- **TASK STATEMENT**: Write out the listing below exactly, and omit any images you find in it.
■ ■ ■ ■ ■ ■ ■
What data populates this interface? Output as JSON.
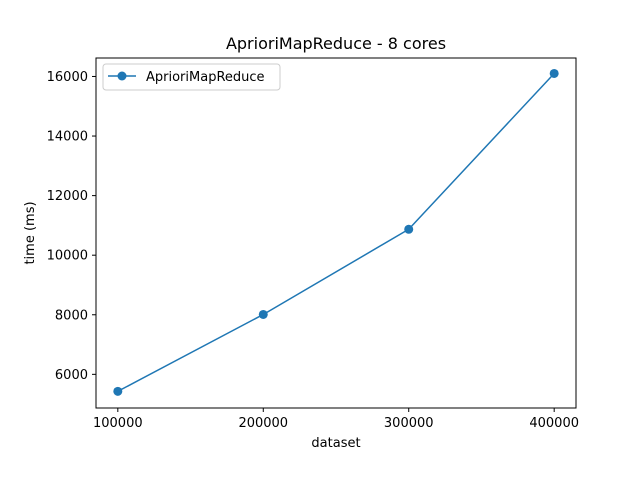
{
  "chart_data": {
    "type": "line",
    "title": "AprioriMapReduce - 8 cores",
    "xlabel": "dataset",
    "ylabel": "time (ms)",
    "x": [
      100000,
      200000,
      300000,
      400000
    ],
    "xticks": [
      "100000",
      "200000",
      "300000",
      "400000"
    ],
    "yticks": [
      "6000",
      "8000",
      "10000",
      "12000",
      "14000",
      "16000"
    ],
    "xlim": [
      85000,
      415000
    ],
    "ylim": [
      4870,
      16620
    ],
    "series": [
      {
        "name": "AprioriMapReduce",
        "values": [
          5430,
          8010,
          10870,
          16100
        ],
        "color": "#1f77b4",
        "marker": "circle"
      }
    ],
    "legend_position": "top-left",
    "grid": false
  }
}
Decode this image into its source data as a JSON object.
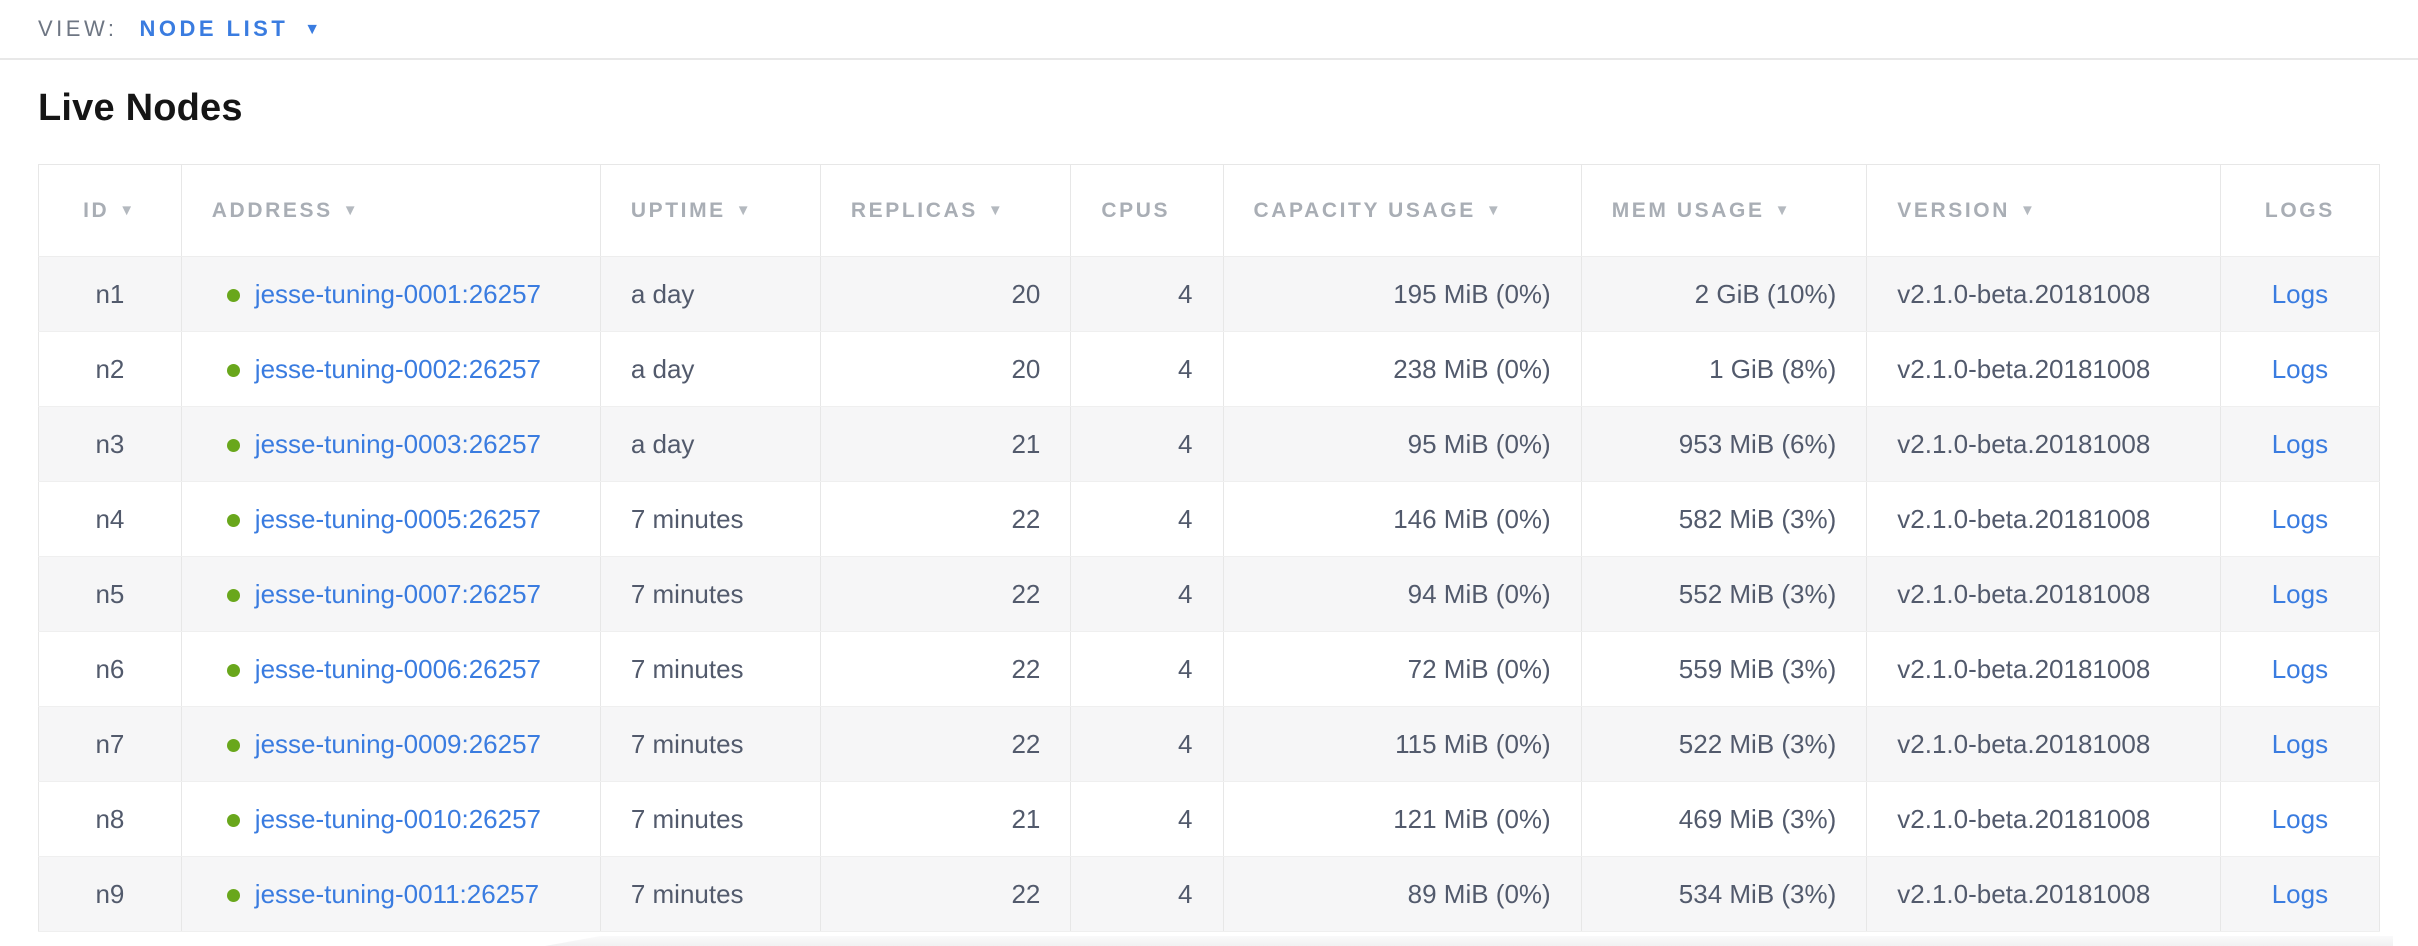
{
  "view_bar": {
    "label": "VIEW:",
    "selected": "NODE LIST"
  },
  "page": {
    "title": "Live Nodes"
  },
  "icons": {
    "sort_descending": "▼",
    "dropdown_caret": "▼",
    "live_status": "●"
  },
  "colors": {
    "link_blue": "#3a7ce0",
    "live_dot_green": "#69a71c",
    "header_gray": "#a9aeb5",
    "cell_text": "#525a6c",
    "row_shade": "#f6f6f7"
  },
  "table": {
    "columns": [
      {
        "key": "id",
        "label": "ID",
        "sortable": true
      },
      {
        "key": "address",
        "label": "ADDRESS",
        "sortable": true
      },
      {
        "key": "uptime",
        "label": "UPTIME",
        "sortable": true
      },
      {
        "key": "replicas",
        "label": "REPLICAS",
        "sortable": true
      },
      {
        "key": "cpus",
        "label": "CPUS",
        "sortable": false
      },
      {
        "key": "capacity",
        "label": "CAPACITY USAGE",
        "sortable": true
      },
      {
        "key": "mem",
        "label": "MEM USAGE",
        "sortable": true
      },
      {
        "key": "version",
        "label": "VERSION",
        "sortable": true
      },
      {
        "key": "logs",
        "label": "LOGS",
        "sortable": false
      }
    ],
    "rows": [
      {
        "id": "n1",
        "address": "jesse-tuning-0001:26257",
        "uptime": "a day",
        "replicas": "20",
        "cpus": "4",
        "capacity": "195 MiB (0%)",
        "mem": "2 GiB (10%)",
        "version": "v2.1.0-beta.20181008",
        "logs": "Logs"
      },
      {
        "id": "n2",
        "address": "jesse-tuning-0002:26257",
        "uptime": "a day",
        "replicas": "20",
        "cpus": "4",
        "capacity": "238 MiB (0%)",
        "mem": "1 GiB (8%)",
        "version": "v2.1.0-beta.20181008",
        "logs": "Logs"
      },
      {
        "id": "n3",
        "address": "jesse-tuning-0003:26257",
        "uptime": "a day",
        "replicas": "21",
        "cpus": "4",
        "capacity": "95 MiB (0%)",
        "mem": "953 MiB (6%)",
        "version": "v2.1.0-beta.20181008",
        "logs": "Logs"
      },
      {
        "id": "n4",
        "address": "jesse-tuning-0005:26257",
        "uptime": "7 minutes",
        "replicas": "22",
        "cpus": "4",
        "capacity": "146 MiB (0%)",
        "mem": "582 MiB (3%)",
        "version": "v2.1.0-beta.20181008",
        "logs": "Logs"
      },
      {
        "id": "n5",
        "address": "jesse-tuning-0007:26257",
        "uptime": "7 minutes",
        "replicas": "22",
        "cpus": "4",
        "capacity": "94 MiB (0%)",
        "mem": "552 MiB (3%)",
        "version": "v2.1.0-beta.20181008",
        "logs": "Logs"
      },
      {
        "id": "n6",
        "address": "jesse-tuning-0006:26257",
        "uptime": "7 minutes",
        "replicas": "22",
        "cpus": "4",
        "capacity": "72 MiB (0%)",
        "mem": "559 MiB (3%)",
        "version": "v2.1.0-beta.20181008",
        "logs": "Logs"
      },
      {
        "id": "n7",
        "address": "jesse-tuning-0009:26257",
        "uptime": "7 minutes",
        "replicas": "22",
        "cpus": "4",
        "capacity": "115 MiB (0%)",
        "mem": "522 MiB (3%)",
        "version": "v2.1.0-beta.20181008",
        "logs": "Logs"
      },
      {
        "id": "n8",
        "address": "jesse-tuning-0010:26257",
        "uptime": "7 minutes",
        "replicas": "21",
        "cpus": "4",
        "capacity": "121 MiB (0%)",
        "mem": "469 MiB (3%)",
        "version": "v2.1.0-beta.20181008",
        "logs": "Logs"
      },
      {
        "id": "n9",
        "address": "jesse-tuning-0011:26257",
        "uptime": "7 minutes",
        "replicas": "22",
        "cpus": "4",
        "capacity": "89 MiB (0%)",
        "mem": "534 MiB (3%)",
        "version": "v2.1.0-beta.20181008",
        "logs": "Logs"
      }
    ]
  }
}
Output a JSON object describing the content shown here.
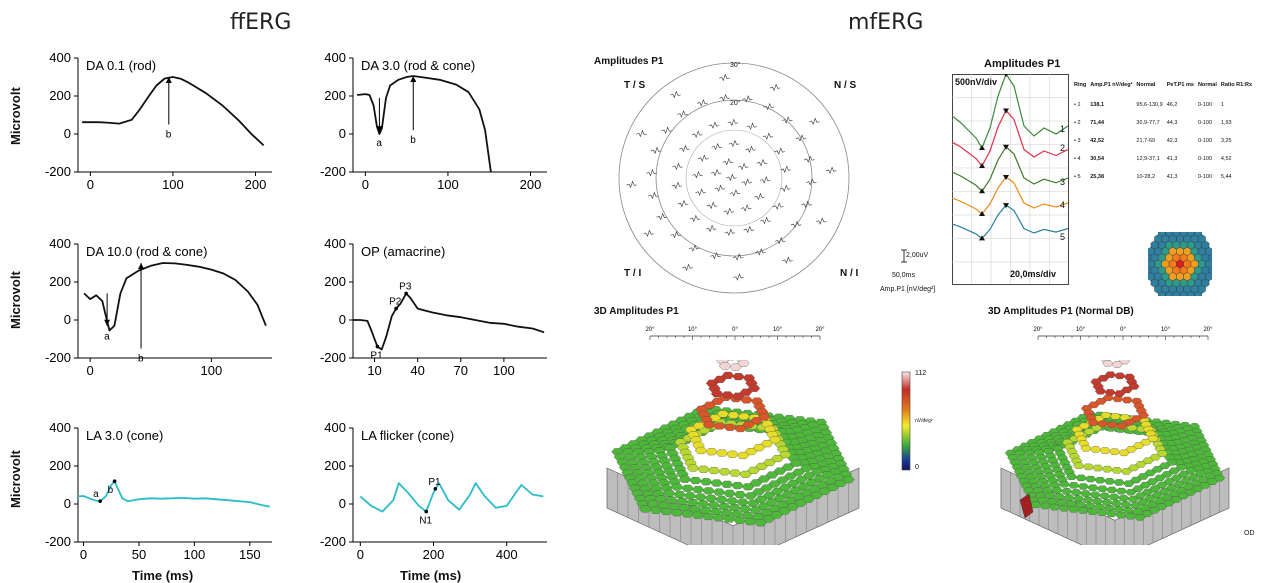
■ ■ ■ ■ ■ ■ ■
- **WRITTEN RESPONSE**:
What data populates this interface? Output as JSON.
{
  "chart_data": {
    "type": "line",
    "title": "AprioriMapReduce - 8 cores",
    "xlabel": "dataset",
    "ylabel": "time (ms)",
    "x": [
      100000,
      200000,
      300000,
      400000
    ],
    "xticks": [
      "100000",
      "200000",
      "300000",
      "400000"
    ],
    "yticks": [
      "6000",
      "8000",
      "10000",
      "12000",
      "14000",
      "16000"
    ],
    "xlim": [
      85000,
      415000
    ],
    "ylim": [
      4870,
      16620
    ],
    "series": [
      {
        "name": "AprioriMapReduce",
        "values": [
          5430,
          8010,
          10870,
          16100
        ],
        "color": "#1f77b4",
        "marker": "circle"
      }
    ],
    "legend_position": "top-left",
    "grid": false
  }
}
Decode this image into its source data as a JSON object.
{
  "view_bar": {
    "label": "VIEW:",
    "selected": "NODE LIST"
  },
  "page": {
    "title": "Live Nodes"
  },
  "icons": {
    "sort_descending": "▼",
    "dropdown_caret": "▼",
    "live_status": "●"
  },
  "colors": {
    "link_blue": "#3a7ce0",
    "live_dot_green": "#69a71c",
    "header_gray": "#a9aeb5",
    "cell_text": "#525a6c",
    "row_shade": "#f6f6f7"
  },
  "table": {
    "columns": [
      {
        "key": "id",
        "label": "ID",
        "sortable": true
      },
      {
        "key": "address",
        "label": "ADDRESS",
        "sortable": true
      },
      {
        "key": "uptime",
        "label": "UPTIME",
        "sortable": true
      },
      {
        "key": "replicas",
        "label": "REPLICAS",
        "sortable": true
      },
      {
        "key": "cpus",
        "label": "CPUS",
        "sortable": false
      },
      {
        "key": "capacity",
        "label": "CAPACITY USAGE",
        "sortable": true
      },
      {
        "key": "mem",
        "label": "MEM USAGE",
        "sortable": true
      },
      {
        "key": "version",
        "label": "VERSION",
        "sortable": true
      },
      {
        "key": "logs",
        "label": "LOGS",
        "sortable": false
      }
    ],
    "rows": [
      {
        "id": "n1",
        "address": "jesse-tuning-0001:26257",
        "uptime": "a day",
        "replicas": "20",
        "cpus": "4",
        "capacity": "195 MiB (0%)",
        "mem": "2 GiB (10%)",
        "version": "v2.1.0-beta.20181008",
        "logs": "Logs"
      },
      {
        "id": "n2",
        "address": "jesse-tuning-0002:26257",
        "uptime": "a day",
        "replicas": "20",
        "cpus": "4",
        "capacity": "238 MiB (0%)",
        "mem": "1 GiB (8%)",
        "version": "v2.1.0-beta.20181008",
        "logs": "Logs"
      },
      {
        "id": "n3",
        "address": "jesse-tuning-0003:26257",
        "uptime": "a day",
        "replicas": "21",
        "cpus": "4",
        "capacity": "95 MiB (0%)",
        "mem": "953 MiB (6%)",
        "version": "v2.1.0-beta.20181008",
        "logs": "Logs"
      },
      {
        "id": "n4",
        "address": "jesse-tuning-0005:26257",
        "uptime": "7 minutes",
        "replicas": "22",
        "cpus": "4",
        "capacity": "146 MiB (0%)",
        "mem": "582 MiB (3%)",
        "version": "v2.1.0-beta.20181008",
        "logs": "Logs"
      },
      {
        "id": "n5",
        "address": "jesse-tuning-0007:26257",
        "uptime": "7 minutes",
        "replicas": "22",
        "cpus": "4",
        "capacity": "94 MiB (0%)",
        "mem": "552 MiB (3%)",
        "version": "v2.1.0-beta.20181008",
        "logs": "Logs"
      },
      {
        "id": "n6",
        "address": "jesse-tuning-0006:26257",
        "uptime": "7 minutes",
        "replicas": "22",
        "cpus": "4",
        "capacity": "72 MiB (0%)",
        "mem": "559 MiB (3%)",
        "version": "v2.1.0-beta.20181008",
        "logs": "Logs"
      },
      {
        "id": "n7",
        "address": "jesse-tuning-0009:26257",
        "uptime": "7 minutes",
        "replicas": "22",
        "cpus": "4",
        "capacity": "115 MiB (0%)",
        "mem": "522 MiB (3%)",
        "version": "v2.1.0-beta.20181008",
        "logs": "Logs"
      },
      {
        "id": "n8",
        "address": "jesse-tuning-0010:26257",
        "uptime": "7 minutes",
        "replicas": "21",
        "cpus": "4",
        "capacity": "121 MiB (0%)",
        "mem": "469 MiB (3%)",
        "version": "v2.1.0-beta.20181008",
        "logs": "Logs"
      },
      {
        "id": "n9",
        "address": "jesse-tuning-0011:26257",
        "uptime": "7 minutes",
        "replicas": "22",
        "cpus": "4",
        "capacity": "89 MiB (0%)",
        "mem": "534 MiB (3%)",
        "version": "v2.1.0-beta.20181008",
        "logs": "Logs"
      }
    ]
  }
}
Output a JSON object describing the content shown here.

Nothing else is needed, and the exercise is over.